Aim: Retype the listing that follows, exactly as written.

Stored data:
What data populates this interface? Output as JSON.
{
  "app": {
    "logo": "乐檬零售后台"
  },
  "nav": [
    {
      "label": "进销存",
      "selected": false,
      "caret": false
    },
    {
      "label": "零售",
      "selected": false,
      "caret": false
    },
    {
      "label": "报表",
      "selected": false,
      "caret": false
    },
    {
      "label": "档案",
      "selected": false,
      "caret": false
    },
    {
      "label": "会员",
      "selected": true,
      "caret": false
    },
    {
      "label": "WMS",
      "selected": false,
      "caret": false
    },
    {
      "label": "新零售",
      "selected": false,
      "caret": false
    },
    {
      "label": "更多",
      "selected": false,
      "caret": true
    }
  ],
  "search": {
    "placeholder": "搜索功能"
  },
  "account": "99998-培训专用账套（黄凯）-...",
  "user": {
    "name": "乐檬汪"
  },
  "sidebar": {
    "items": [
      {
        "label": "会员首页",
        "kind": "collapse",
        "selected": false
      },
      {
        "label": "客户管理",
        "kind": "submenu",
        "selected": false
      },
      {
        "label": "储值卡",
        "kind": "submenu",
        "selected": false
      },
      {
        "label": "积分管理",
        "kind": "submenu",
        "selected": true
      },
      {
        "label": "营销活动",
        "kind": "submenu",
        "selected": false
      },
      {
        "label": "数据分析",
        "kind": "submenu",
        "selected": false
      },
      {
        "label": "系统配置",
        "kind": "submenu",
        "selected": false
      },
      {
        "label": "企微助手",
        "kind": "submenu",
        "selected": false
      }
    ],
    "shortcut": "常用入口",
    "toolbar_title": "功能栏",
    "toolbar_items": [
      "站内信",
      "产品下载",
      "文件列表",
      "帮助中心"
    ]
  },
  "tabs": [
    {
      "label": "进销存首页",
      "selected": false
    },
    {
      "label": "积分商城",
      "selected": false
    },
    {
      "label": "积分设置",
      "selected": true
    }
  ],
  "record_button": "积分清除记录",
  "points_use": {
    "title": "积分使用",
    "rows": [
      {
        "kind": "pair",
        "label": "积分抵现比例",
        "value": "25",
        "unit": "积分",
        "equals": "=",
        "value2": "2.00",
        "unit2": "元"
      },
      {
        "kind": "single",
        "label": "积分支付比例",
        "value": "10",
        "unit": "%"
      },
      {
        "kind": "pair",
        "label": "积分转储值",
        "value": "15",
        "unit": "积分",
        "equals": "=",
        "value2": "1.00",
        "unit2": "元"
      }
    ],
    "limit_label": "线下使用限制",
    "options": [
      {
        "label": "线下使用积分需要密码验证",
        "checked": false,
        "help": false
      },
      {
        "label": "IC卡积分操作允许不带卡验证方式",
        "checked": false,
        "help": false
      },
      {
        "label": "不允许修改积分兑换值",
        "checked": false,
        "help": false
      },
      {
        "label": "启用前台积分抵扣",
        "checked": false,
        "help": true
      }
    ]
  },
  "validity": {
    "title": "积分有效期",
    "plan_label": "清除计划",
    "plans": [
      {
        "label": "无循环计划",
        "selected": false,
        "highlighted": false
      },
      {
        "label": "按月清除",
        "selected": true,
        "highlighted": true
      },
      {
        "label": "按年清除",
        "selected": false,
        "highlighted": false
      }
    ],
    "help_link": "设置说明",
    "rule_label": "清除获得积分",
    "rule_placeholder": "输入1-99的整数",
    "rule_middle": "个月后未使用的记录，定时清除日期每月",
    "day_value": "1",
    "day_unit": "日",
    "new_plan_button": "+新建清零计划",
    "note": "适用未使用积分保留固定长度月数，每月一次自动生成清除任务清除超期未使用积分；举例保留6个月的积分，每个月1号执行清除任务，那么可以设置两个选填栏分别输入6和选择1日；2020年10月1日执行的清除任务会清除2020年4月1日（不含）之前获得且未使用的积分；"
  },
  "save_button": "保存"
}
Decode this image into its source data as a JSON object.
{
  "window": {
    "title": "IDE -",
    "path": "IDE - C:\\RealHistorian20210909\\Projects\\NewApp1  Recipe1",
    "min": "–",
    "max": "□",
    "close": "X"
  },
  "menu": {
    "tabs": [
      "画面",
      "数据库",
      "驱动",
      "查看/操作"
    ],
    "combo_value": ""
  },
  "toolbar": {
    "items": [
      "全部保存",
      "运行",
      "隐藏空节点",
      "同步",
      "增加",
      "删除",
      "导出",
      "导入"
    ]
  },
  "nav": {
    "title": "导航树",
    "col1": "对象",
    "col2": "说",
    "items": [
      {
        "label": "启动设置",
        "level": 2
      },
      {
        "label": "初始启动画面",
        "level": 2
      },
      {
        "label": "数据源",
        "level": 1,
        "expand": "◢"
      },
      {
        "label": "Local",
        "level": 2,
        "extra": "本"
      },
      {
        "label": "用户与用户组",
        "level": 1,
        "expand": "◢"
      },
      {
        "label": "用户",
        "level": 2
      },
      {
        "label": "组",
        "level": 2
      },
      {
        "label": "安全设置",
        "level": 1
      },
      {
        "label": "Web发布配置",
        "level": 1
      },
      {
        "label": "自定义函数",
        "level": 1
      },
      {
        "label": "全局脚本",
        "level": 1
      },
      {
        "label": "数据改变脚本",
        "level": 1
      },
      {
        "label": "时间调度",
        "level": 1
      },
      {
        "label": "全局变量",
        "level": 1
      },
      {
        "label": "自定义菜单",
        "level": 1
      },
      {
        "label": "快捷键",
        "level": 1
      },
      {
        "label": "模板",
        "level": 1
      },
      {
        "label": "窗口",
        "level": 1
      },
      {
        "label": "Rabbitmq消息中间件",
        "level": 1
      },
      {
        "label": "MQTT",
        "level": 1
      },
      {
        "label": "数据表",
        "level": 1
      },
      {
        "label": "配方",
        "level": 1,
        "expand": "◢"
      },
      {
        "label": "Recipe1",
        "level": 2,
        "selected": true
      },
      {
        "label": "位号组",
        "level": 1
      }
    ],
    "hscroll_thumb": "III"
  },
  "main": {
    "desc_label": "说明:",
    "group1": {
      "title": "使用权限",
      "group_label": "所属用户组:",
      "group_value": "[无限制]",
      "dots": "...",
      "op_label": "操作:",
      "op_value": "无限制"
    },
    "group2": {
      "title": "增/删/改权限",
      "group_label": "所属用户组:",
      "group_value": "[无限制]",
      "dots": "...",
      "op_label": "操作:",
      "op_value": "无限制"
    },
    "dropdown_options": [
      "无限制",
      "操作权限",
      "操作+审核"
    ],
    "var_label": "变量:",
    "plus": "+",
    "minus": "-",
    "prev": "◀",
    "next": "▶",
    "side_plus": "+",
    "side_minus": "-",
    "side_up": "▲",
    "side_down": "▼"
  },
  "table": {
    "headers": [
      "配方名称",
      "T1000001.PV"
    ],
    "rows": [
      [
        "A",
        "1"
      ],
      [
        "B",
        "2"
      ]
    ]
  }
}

Response:
What data populates this interface? Output as JSON.
{
  "app": {
    "logo": "乐檬零售后台"
  },
  "nav": [
    {
      "label": "进销存",
      "selected": false,
      "caret": false
    },
    {
      "label": "零售",
      "selected": false,
      "caret": false
    },
    {
      "label": "报表",
      "selected": false,
      "caret": false
    },
    {
      "label": "档案",
      "selected": false,
      "caret": false
    },
    {
      "label": "会员",
      "selected": true,
      "caret": false
    },
    {
      "label": "WMS",
      "selected": false,
      "caret": false
    },
    {
      "label": "新零售",
      "selected": false,
      "caret": false
    },
    {
      "label": "更多",
      "selected": false,
      "caret": true
    }
  ],
  "search": {
    "placeholder": "搜索功能"
  },
  "account": "99998-培训专用账套（黄凯）-...",
  "user": {
    "name": "乐檬汪"
  },
  "sidebar": {
    "items": [
      {
        "label": "会员首页",
        "kind": "collapse",
        "selected": false
      },
      {
        "label": "客户管理",
        "kind": "submenu",
        "selected": false
      },
      {
        "label": "储值卡",
        "kind": "submenu",
        "selected": false
      },
      {
        "label": "积分管理",
        "kind": "submenu",
        "selected": true
      },
      {
        "label": "营销活动",
        "kind": "submenu",
        "selected": false
      },
      {
        "label": "数据分析",
        "kind": "submenu",
        "selected": false
      },
      {
        "label": "系统配置",
        "kind": "submenu",
        "selected": false
      },
      {
        "label": "企微助手",
        "kind": "submenu",
        "selected": false
      }
    ],
    "shortcut": "常用入口",
    "toolbar_title": "功能栏",
    "toolbar_items": [
      "站内信",
      "产品下载",
      "文件列表",
      "帮助中心"
    ]
  },
  "tabs": [
    {
      "label": "进销存首页",
      "selected": false
    },
    {
      "label": "积分商城",
      "selected": false
    },
    {
      "label": "积分设置",
      "selected": true
    }
  ],
  "record_button": "积分清除记录",
  "points_use": {
    "title": "积分使用",
    "rows": [
      {
        "kind": "pair",
        "label": "积分抵现比例",
        "value": "25",
        "unit": "积分",
        "equals": "=",
        "value2": "2.00",
        "unit2": "元"
      },
      {
        "kind": "single",
        "label": "积分支付比例",
        "value": "10",
        "unit": "%"
      },
      {
        "kind": "pair",
        "label": "积分转储值",
        "value": "15",
        "unit": "积分",
        "equals": "=",
        "value2": "1.00",
        "unit2": "元"
      }
    ],
    "limit_label": "线下使用限制",
    "options": [
      {
        "label": "线下使用积分需要密码验证",
        "checked": false,
        "help": false
      },
      {
        "label": "IC卡积分操作允许不带卡验证方式",
        "checked": false,
        "help": false
      },
      {
        "label": "不允许修改积分兑换值",
        "checked": false,
        "help": false
      },
      {
        "label": "启用前台积分抵扣",
        "checked": false,
        "help": true
      }
    ]
  },
  "validity": {
    "title": "积分有效期",
    "plan_label": "清除计划",
    "plans": [
      {
        "label": "无循环计划",
        "selected": false,
        "highlighted": false
      },
      {
        "label": "按月清除",
        "selected": true,
        "highlighted": true
      },
      {
        "label": "按年清除",
        "selected": false,
        "highlighted": false
      }
    ],
    "help_link": "设置说明",
    "rule_label": "清除获得积分",
    "rule_placeholder": "输入1-99的整数",
    "rule_middle": "个月后未使用的记录，定时清除日期每月",
    "day_value": "1",
    "day_unit": "日",
    "new_plan_button": "+新建清零计划",
    "note": "适用未使用积分保留固定长度月数，每月一次自动生成清除任务清除超期未使用积分；举例保留6个月的积分，每个月1号执行清除任务，那么可以设置两个选填栏分别输入6和选择1日；2020年10月1日执行的清除任务会清除2020年4月1日（不含）之前获得且未使用的积分；"
  },
  "save_button": "保存"
}
Decode this image into its source data as a JSON object.
{
  "window": {
    "title": "IDE -",
    "path": "IDE - C:\\RealHistorian20210909\\Projects\\NewApp1  Recipe1",
    "min": "–",
    "max": "□",
    "close": "X"
  },
  "menu": {
    "tabs": [
      "画面",
      "数据库",
      "驱动",
      "查看/操作"
    ],
    "combo_value": ""
  },
  "toolbar": {
    "items": [
      "全部保存",
      "运行",
      "隐藏空节点",
      "同步",
      "增加",
      "删除",
      "导出",
      "导入"
    ]
  },
  "nav": {
    "title": "导航树",
    "col1": "对象",
    "col2": "说",
    "items": [
      {
        "label": "启动设置",
        "level": 2
      },
      {
        "label": "初始启动画面",
        "level": 2
      },
      {
        "label": "数据源",
        "level": 1,
        "expand": "◢"
      },
      {
        "label": "Local",
        "level": 2,
        "extra": "本"
      },
      {
        "label": "用户与用户组",
        "level": 1,
        "expand": "◢"
      },
      {
        "label": "用户",
        "level": 2
      },
      {
        "label": "组",
        "level": 2
      },
      {
        "label": "安全设置",
        "level": 1
      },
      {
        "label": "Web发布配置",
        "level": 1
      },
      {
        "label": "自定义函数",
        "level": 1
      },
      {
        "label": "全局脚本",
        "level": 1
      },
      {
        "label": "数据改变脚本",
        "level": 1
      },
      {
        "label": "时间调度",
        "level": 1
      },
      {
        "label": "全局变量",
        "level": 1
      },
      {
        "label": "自定义菜单",
        "level": 1
      },
      {
        "label": "快捷键",
        "level": 1
      },
      {
        "label": "模板",
        "level": 1
      },
      {
        "label": "窗口",
        "level": 1
      },
      {
        "label": "Rabbitmq消息中间件",
        "level": 1
      },
      {
        "label": "MQTT",
        "level": 1
      },
      {
        "label": "数据表",
        "level": 1
      },
      {
        "label": "配方",
        "level": 1,
        "expand": "◢"
      },
      {
        "label": "Recipe1",
        "level": 2,
        "selected": true
      },
      {
        "label": "位号组",
        "level": 1
      }
    ],
    "hscroll_thumb": "III"
  },
  "main": {
    "desc_label": "说明:",
    "group1": {
      "title": "使用权限",
      "group_label": "所属用户组:",
      "group_value": "[无限制]",
      "dots": "...",
      "op_label": "操作:",
      "op_value": "无限制"
    },
    "group2": {
      "title": "增/删/改权限",
      "group_label": "所属用户组:",
      "group_value": "[无限制]",
      "dots": "...",
      "op_label": "操作:",
      "op_value": "无限制"
    },
    "dropdown_options": [
      "无限制",
      "操作权限",
      "操作+审核"
    ],
    "var_label": "变量:",
    "plus": "+",
    "minus": "-",
    "prev": "◀",
    "next": "▶",
    "side_plus": "+",
    "side_minus": "-",
    "side_up": "▲",
    "side_down": "▼"
  },
  "table": {
    "headers": [
      "配方名称",
      "T1000001.PV"
    ],
    "rows": [
      [
        "A",
        "1"
      ],
      [
        "B",
        "2"
      ]
    ]
  }
}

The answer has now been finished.